§ WHAT NEEDS TO BE DONE:
It is required that all of the data be written out exactly.
•••••
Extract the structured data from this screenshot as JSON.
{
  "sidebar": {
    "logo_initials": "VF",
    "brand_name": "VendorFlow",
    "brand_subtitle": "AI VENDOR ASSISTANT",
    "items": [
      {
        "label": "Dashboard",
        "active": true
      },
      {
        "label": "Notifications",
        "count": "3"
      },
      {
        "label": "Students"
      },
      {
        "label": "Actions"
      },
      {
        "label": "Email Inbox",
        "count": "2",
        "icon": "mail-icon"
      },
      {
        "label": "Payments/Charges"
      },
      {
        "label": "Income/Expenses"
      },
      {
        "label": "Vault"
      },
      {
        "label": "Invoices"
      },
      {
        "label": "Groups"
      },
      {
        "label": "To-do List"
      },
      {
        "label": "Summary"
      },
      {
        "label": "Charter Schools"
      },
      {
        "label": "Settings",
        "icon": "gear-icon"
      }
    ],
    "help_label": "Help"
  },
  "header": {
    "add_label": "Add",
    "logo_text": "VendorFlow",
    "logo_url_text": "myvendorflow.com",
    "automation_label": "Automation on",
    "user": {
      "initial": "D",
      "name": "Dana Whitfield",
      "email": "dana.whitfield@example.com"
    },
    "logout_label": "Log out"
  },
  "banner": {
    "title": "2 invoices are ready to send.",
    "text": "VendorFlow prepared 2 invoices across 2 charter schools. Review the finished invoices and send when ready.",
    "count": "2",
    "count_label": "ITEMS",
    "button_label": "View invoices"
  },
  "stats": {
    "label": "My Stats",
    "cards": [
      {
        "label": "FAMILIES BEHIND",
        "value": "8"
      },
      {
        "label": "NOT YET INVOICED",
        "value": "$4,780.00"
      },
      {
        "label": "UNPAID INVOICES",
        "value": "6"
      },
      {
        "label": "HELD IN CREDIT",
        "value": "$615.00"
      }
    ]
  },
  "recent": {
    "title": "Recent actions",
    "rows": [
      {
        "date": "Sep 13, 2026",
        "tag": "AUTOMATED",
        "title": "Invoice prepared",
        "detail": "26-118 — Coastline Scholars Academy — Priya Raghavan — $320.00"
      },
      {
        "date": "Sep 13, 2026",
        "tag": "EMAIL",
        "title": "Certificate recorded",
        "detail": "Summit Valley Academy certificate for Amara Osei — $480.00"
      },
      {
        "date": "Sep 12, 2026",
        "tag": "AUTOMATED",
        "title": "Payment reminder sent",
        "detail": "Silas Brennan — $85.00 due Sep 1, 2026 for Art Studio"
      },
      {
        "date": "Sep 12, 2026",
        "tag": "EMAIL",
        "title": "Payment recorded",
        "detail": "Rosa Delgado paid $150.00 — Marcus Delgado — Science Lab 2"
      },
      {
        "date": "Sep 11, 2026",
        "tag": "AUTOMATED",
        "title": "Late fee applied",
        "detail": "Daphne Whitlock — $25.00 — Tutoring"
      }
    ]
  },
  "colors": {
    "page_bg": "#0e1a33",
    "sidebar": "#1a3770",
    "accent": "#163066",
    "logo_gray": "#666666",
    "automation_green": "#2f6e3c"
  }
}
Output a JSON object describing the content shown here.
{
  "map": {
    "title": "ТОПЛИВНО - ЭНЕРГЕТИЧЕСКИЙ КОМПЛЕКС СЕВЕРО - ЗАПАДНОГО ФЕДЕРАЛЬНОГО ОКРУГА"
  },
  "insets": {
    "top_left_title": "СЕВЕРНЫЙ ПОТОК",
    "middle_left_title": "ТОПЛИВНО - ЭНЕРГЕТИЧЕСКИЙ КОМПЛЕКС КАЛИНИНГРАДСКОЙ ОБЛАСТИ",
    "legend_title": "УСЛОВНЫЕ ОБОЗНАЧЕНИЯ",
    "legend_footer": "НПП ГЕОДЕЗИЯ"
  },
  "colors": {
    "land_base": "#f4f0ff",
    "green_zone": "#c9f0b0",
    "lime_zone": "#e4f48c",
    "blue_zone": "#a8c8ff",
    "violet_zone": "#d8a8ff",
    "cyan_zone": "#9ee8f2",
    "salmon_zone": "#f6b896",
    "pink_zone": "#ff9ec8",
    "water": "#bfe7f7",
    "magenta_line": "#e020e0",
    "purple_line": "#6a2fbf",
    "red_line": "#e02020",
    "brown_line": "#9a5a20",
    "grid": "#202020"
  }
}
•••••
§ TASK OUTPUT:
Extract the structured data from this screenshot as JSON.
{
  "sidebar": {
    "logo_initials": "VF",
    "brand_name": "VendorFlow",
    "brand_subtitle": "AI VENDOR ASSISTANT",
    "items": [
      {
        "label": "Dashboard",
        "active": true
      },
      {
        "label": "Notifications",
        "count": "3"
      },
      {
        "label": "Students"
      },
      {
        "label": "Actions"
      },
      {
        "label": "Email Inbox",
        "count": "2",
        "icon": "mail-icon"
      },
      {
        "label": "Payments/Charges"
      },
      {
        "label": "Income/Expenses"
      },
      {
        "label": "Vault"
      },
      {
        "label": "Invoices"
      },
      {
        "label": "Groups"
      },
      {
        "label": "To-do List"
      },
      {
        "label": "Summary"
      },
      {
        "label": "Charter Schools"
      },
      {
        "label": "Settings",
        "icon": "gear-icon"
      }
    ],
    "help_label": "Help"
  },
  "header": {
    "add_label": "Add",
    "logo_text": "VendorFlow",
    "logo_url_text": "myvendorflow.com",
    "automation_label": "Automation on",
    "user": {
      "initial": "D",
      "name": "Dana Whitfield",
      "email": "dana.whitfield@example.com"
    },
    "logout_label": "Log out"
  },
  "banner": {
    "title": "2 invoices are ready to send.",
    "text": "VendorFlow prepared 2 invoices across 2 charter schools. Review the finished invoices and send when ready.",
    "count": "2",
    "count_label": "ITEMS",
    "button_label": "View invoices"
  },
  "stats": {
    "label": "My Stats",
    "cards": [
      {
        "label": "FAMILIES BEHIND",
        "value": "8"
      },
      {
        "label": "NOT YET INVOICED",
        "value": "$4,780.00"
      },
      {
        "label": "UNPAID INVOICES",
        "value": "6"
      },
      {
        "label": "HELD IN CREDIT",
        "value": "$615.00"
      }
    ]
  },
  "recent": {
    "title": "Recent actions",
    "rows": [
      {
        "date": "Sep 13, 2026",
        "tag": "AUTOMATED",
        "title": "Invoice prepared",
        "detail": "26-118 — Coastline Scholars Academy — Priya Raghavan — $320.00"
      },
      {
        "date": "Sep 13, 2026",
        "tag": "EMAIL",
        "title": "Certificate recorded",
        "detail": "Summit Valley Academy certificate for Amara Osei — $480.00"
      },
      {
        "date": "Sep 12, 2026",
        "tag": "AUTOMATED",
        "title": "Payment reminder sent",
        "detail": "Silas Brennan — $85.00 due Sep 1, 2026 for Art Studio"
      },
      {
        "date": "Sep 12, 2026",
        "tag": "EMAIL",
        "title": "Payment recorded",
        "detail": "Rosa Delgado paid $150.00 — Marcus Delgado — Science Lab 2"
      },
      {
        "date": "Sep 11, 2026",
        "tag": "AUTOMATED",
        "title": "Late fee applied",
        "detail": "Daphne Whitlock — $25.00 — Tutoring"
      }
    ]
  },
  "colors": {
    "page_bg": "#0e1a33",
    "sidebar": "#1a3770",
    "accent": "#163066",
    "logo_gray": "#666666",
    "automation_green": "#2f6e3c"
  }
}
Output a JSON object describing the content shown here.
{
  "map": {
    "title": "ТОПЛИВНО - ЭНЕРГЕТИЧЕСКИЙ КОМПЛЕКС СЕВЕРО - ЗАПАДНОГО ФЕДЕРАЛЬНОГО ОКРУГА"
  },
  "insets": {
    "top_left_title": "СЕВЕРНЫЙ ПОТОК",
    "middle_left_title": "ТОПЛИВНО - ЭНЕРГЕТИЧЕСКИЙ КОМПЛЕКС КАЛИНИНГРАДСКОЙ ОБЛАСТИ",
    "legend_title": "УСЛОВНЫЕ ОБОЗНАЧЕНИЯ",
    "legend_footer": "НПП ГЕОДЕЗИЯ"
  },
  "colors": {
    "land_base": "#f4f0ff",
    "green_zone": "#c9f0b0",
    "lime_zone": "#e4f48c",
    "blue_zone": "#a8c8ff",
    "violet_zone": "#d8a8ff",
    "cyan_zone": "#9ee8f2",
    "salmon_zone": "#f6b896",
    "pink_zone": "#ff9ec8",
    "water": "#bfe7f7",
    "magenta_line": "#e020e0",
    "purple_line": "#6a2fbf",
    "red_line": "#e02020",
    "brown_line": "#9a5a20",
    "grid": "#202020"
  }
}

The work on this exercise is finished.